# START OF DATA PROVIDED

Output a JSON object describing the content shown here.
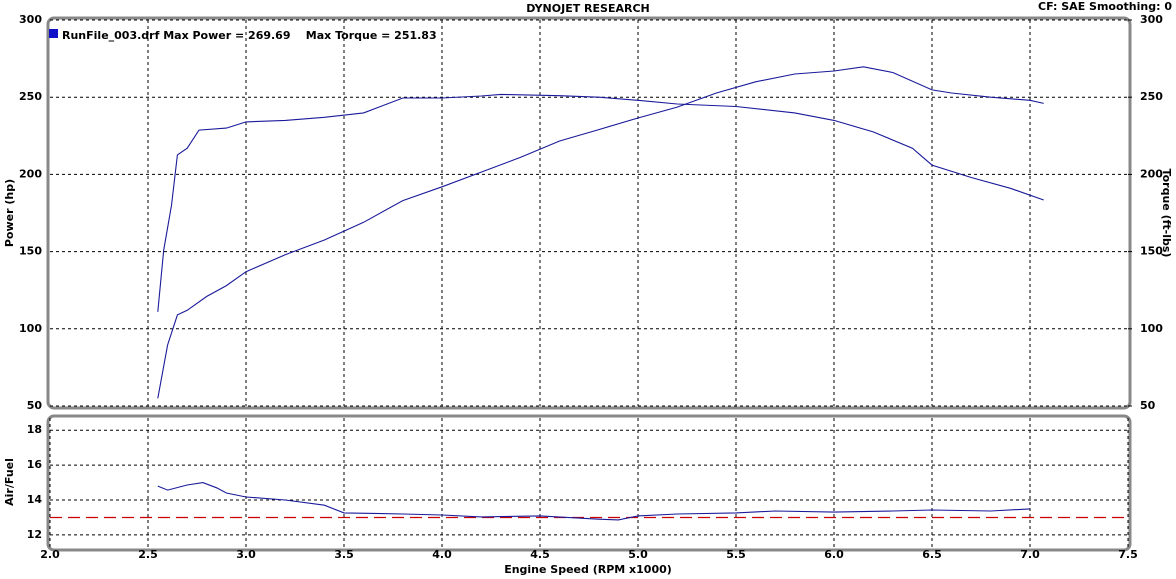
{
  "chart_data": [
    {
      "type": "line",
      "title": "DYNOJET RESEARCH",
      "subtitle": "CF: SAE  Smoothing: 0",
      "legend_label": "RunFile_003.drf Max Power = 269.69    Max Torque = 251.83",
      "legend_color": "#1010c8",
      "y_label": "Power (hp)",
      "y2_label": "Torque (ft-lbs)",
      "xlim": [
        2.0,
        7.5
      ],
      "xticks": [
        2.5,
        3.0,
        3.5,
        4.0,
        4.5,
        5.0,
        5.5,
        6.0,
        6.5,
        7.0
      ],
      "ylim": [
        50,
        300
      ],
      "yticks": [
        50,
        100,
        150,
        200,
        250,
        300
      ],
      "y2lim": [
        50,
        300
      ],
      "y2ticks": [
        50,
        100,
        150,
        200,
        250,
        300
      ],
      "grid": true,
      "series": [
        {
          "color": "#1a1a9a",
          "x": [
            2.55,
            2.6,
            2.65,
            2.7,
            2.8,
            2.9,
            3.0,
            3.2,
            3.4,
            3.6,
            3.8,
            4.0,
            4.2,
            4.4,
            4.6,
            4.8,
            5.0,
            5.2,
            5.4,
            5.6,
            5.8,
            6.0,
            6.15,
            6.3,
            6.5,
            6.6,
            6.8,
            7.0,
            7.07
          ],
          "values": [
            55,
            89.5,
            109,
            112,
            121,
            128,
            137,
            148,
            157.5,
            169,
            183,
            192,
            201.5,
            211,
            221.6,
            229,
            236.5,
            243.6,
            252.7,
            260,
            265,
            267,
            269.69,
            266,
            254.7,
            252.7,
            250,
            248,
            246
          ]
        },
        {
          "color": "#1a1a9a",
          "axis": "y2",
          "x": [
            2.55,
            2.58,
            2.62,
            2.65,
            2.7,
            2.76,
            2.9,
            3.0,
            3.2,
            3.4,
            3.6,
            3.8,
            4.0,
            4.2,
            4.3,
            4.6,
            4.8,
            5.0,
            5.2,
            5.5,
            5.8,
            6.0,
            6.2,
            6.4,
            6.5,
            6.7,
            6.9,
            7.07
          ],
          "values": [
            111,
            151,
            180,
            212.6,
            217,
            228.7,
            230,
            234,
            235,
            237,
            239.8,
            249.5,
            249.5,
            250.8,
            251.83,
            251,
            250,
            248,
            245.6,
            244,
            239.8,
            235,
            227.5,
            217,
            206,
            198,
            191,
            183.4
          ]
        }
      ]
    },
    {
      "type": "line",
      "y_label": "Air/Fuel",
      "x_label": "Engine Speed (RPM x1000)",
      "xlim": [
        2.0,
        7.5
      ],
      "xticks": [
        {
          "value": 2.0,
          "label": "2.0"
        },
        {
          "value": 2.5,
          "label": "2.5"
        },
        {
          "value": 3.0,
          "label": "3.0"
        },
        {
          "value": 3.5,
          "label": "3.5"
        },
        {
          "value": 4.0,
          "label": "4.0"
        },
        {
          "value": 4.5,
          "label": "4.5"
        },
        {
          "value": 5.0,
          "label": "5.0"
        },
        {
          "value": 5.5,
          "label": "5.5"
        },
        {
          "value": 6.0,
          "label": "6.0"
        },
        {
          "value": 6.5,
          "label": "6.5"
        },
        {
          "value": 7.0,
          "label": "7.0"
        },
        {
          "value": 7.5,
          "label": "7.5"
        }
      ],
      "ylim": [
        11.25,
        18.7
      ],
      "yticks": [
        12,
        14,
        16,
        18
      ],
      "grid": true,
      "reference_line": 13,
      "reference_color": "#cc0000",
      "series": [
        {
          "color": "#1a1a9a",
          "x": [
            2.55,
            2.6,
            2.7,
            2.78,
            2.85,
            2.9,
            3.0,
            3.2,
            3.4,
            3.5,
            3.8,
            4.0,
            4.2,
            4.5,
            4.8,
            4.9,
            5.0,
            5.2,
            5.5,
            5.7,
            6.0,
            6.3,
            6.5,
            6.8,
            7.0
          ],
          "values": [
            14.8,
            14.57,
            14.86,
            15.0,
            14.7,
            14.4,
            14.17,
            14.0,
            13.7,
            13.26,
            13.2,
            13.14,
            13.03,
            13.09,
            12.9,
            12.86,
            13.09,
            13.2,
            13.26,
            13.37,
            13.31,
            13.37,
            13.43,
            13.37,
            13.49
          ]
        }
      ]
    }
  ]
}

# END OF DATA PROVIDED

## STATED GOAL
Pull out each line containing the word "Torque" and copy it.

## SOLUTION FOR THIS PROBLEM
      "legend_label": "RunFile_003.drf Max Power = 269.69    Max Torque = 251.83",
      "y2_label": "Torque (ft-lbs)",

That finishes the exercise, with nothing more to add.